> TESTO DEL DOCUMENTO:

Il Cenobio di San Martino al Massico

La rustica scaletta che porta alla grotta di S. Martino - foto di Salvatore Bertolino

* Aggiornato il 22 ottobre 2019.
La presenza di Martino richiamò sul monte Massico diversi uomini che, affascinati dalla santità dell’uomo, vollero diventare suoi discepoli e condividere la sua esperienza. 
Martino non li respinse, ma non abbandonò la sua grotta e la sua condizione di eremita. Forse fu in questo periodo del VI secolo che cominciò a sorgere il Cenobio, la più antica presenza  benedettina sul territorio, e che inglobò tra le sue mura perimetrali anche la grotta.
Amedeo Maiuri, archeologo frusinate, nel suo libro Passeggiate campane, parla di ruderi romani, forse un tempio ad Apollo, già presenti sul posto, con torre di avvistamento. Non abbiamo la facoltà di confutare la tesi del Maiuri, ma se pensiamo alla posizione strategica in cui sorge il Cenobio e che domina tutto il golfo di Gaeta, la sua affermazione potrebbe essere degna di fede. 

La prima testimonianza  della presenza del Cenobio sul Massico la troviamo nel Chronicon Vulturnense del monaco Giovanni, cronista dell’abbazia benedettina di San Vincenzo al Volturno che, nel periodo che va dal 703 al 729, registra la concessione di Romualdo II, duca di Benevento,  al monastero:  il possesso del Monte Massico. 
Sempre dal Chronicon Vulturnese, periodo dal 742 al 750, veniamo a sapere che il monastero era retto dall’abate Albino. il Monastero continuò ad ingrandirsi  grazie a donazioni di  privati  e dei duchi longobardi, tra cui Arechi II  che, intanto, aveva elevato il Ducato di Benevento a Principato e fregiato se stesso del titolo di principe.  
Era  principe di Benevento Sicardo quando il Monastero passò sotto l’amministrazione di San Vincenzo al Volturno, nel periodo che va dal 832 all' 839.
Finché i Longobardi furono al potere, il monastero continuò ad esistere e ad ingrandirsi grazie alla considerazione che questi principi ebbero verso tutti i monasteri benedettini, ma i Franchi premevano prepotentemente alle porte e con il declino del Principato di Benevento cominciò il declino anche per i Longobardi.
Alle ragioni politiche che provocarono la fine del monastero ne va unita un’altra, non meno disastrosa: gli attacchi dei Saraceni.

I Saraceni furono chiamati  nella parte continentale d'Italia dagli stessi duchi longobardi, per avere un aiuto nelle loro guerre intestine.  Furono assoldati, come dice Leone Ostiense, anche dall' ipata bizantino di Gaeta Docibile I, che aveva subito un torto da papa Giovanni VIII e contro i cui possedimenti scatenò orde di guerrieri arabi. Fatta la pace con il papa, Docibile confinò i Saraceni, una colonia di circa 40.000 individui, presso Traetto.

> COMPITO DA SVOLGERE:
Rispondi a queste domande usando il testo sul Cenobio di San Martino:
(a) In quale libro Amedeo Maiuri parla di ruderi romani sul posto?
(b) Quale abate reggeva il monastero nel periodo dal 742 al 750?
(c) Secondo Leone Ostiense, quale ipata bizantino di Gaeta assoldò anche lui i Saraceni?

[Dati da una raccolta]
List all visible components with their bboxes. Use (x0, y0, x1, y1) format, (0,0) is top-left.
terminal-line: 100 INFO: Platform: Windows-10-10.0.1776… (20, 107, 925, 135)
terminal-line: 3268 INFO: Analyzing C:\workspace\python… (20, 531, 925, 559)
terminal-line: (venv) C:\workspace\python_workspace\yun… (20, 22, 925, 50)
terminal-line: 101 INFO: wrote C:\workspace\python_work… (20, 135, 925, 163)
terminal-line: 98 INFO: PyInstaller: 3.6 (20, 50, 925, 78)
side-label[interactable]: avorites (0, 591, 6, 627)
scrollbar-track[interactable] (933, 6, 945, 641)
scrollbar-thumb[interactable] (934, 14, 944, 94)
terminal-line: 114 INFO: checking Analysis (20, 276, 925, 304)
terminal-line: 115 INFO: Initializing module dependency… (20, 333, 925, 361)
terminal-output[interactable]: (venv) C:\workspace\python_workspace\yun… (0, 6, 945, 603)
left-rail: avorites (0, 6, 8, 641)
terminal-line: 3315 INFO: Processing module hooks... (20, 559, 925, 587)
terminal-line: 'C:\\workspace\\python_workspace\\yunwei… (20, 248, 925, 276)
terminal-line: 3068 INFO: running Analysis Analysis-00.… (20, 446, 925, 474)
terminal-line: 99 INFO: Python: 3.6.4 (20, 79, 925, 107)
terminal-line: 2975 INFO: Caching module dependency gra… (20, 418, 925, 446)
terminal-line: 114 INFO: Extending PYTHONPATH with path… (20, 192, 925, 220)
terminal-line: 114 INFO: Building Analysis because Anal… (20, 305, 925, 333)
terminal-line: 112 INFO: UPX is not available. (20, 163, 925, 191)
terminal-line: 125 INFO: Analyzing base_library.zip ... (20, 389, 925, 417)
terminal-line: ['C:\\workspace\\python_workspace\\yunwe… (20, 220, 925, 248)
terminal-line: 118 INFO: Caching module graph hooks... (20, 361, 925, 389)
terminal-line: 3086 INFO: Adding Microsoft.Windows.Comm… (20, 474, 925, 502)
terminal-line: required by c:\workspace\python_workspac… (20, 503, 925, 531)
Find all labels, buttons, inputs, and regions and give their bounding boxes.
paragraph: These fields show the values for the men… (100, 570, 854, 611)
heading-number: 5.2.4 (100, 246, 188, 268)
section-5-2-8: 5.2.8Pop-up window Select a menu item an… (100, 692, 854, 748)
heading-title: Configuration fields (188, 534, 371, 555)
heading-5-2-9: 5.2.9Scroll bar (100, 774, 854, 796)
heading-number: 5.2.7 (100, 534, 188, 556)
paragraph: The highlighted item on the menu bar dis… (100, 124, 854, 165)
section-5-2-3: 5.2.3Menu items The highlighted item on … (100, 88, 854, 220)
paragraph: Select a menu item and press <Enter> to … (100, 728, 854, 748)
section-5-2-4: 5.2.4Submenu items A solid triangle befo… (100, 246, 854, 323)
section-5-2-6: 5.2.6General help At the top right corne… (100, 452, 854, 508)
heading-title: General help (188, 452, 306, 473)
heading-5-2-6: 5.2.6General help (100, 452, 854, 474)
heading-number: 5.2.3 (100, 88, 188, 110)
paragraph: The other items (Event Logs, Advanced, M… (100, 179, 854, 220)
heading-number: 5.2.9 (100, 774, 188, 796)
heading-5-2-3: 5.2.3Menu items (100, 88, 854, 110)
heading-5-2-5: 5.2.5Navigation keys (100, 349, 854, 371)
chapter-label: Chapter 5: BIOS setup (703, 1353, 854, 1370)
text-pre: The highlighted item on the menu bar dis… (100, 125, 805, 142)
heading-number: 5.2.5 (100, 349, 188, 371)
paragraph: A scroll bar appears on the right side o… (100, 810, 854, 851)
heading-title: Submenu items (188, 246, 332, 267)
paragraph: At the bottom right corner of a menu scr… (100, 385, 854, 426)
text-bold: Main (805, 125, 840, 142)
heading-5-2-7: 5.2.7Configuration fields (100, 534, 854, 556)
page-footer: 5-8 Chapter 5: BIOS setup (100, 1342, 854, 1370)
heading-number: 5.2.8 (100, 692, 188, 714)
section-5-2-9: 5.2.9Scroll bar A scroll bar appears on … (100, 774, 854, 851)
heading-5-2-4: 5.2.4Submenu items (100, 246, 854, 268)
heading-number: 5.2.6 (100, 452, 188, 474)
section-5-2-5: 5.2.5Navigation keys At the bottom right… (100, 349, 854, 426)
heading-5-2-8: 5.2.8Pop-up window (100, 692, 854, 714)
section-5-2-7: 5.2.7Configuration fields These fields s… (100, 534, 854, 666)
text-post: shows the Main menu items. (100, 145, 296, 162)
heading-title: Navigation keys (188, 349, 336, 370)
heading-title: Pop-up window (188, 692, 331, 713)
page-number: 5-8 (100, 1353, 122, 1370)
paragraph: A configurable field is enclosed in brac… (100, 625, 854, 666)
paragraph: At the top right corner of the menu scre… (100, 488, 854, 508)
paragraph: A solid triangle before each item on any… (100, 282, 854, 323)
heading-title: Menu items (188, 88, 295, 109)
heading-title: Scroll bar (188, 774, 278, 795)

> RISULTATO CORRETTO:
(a) In *Passeggiate campane*.
(b) L'abate Albino.
(c) Docibile I.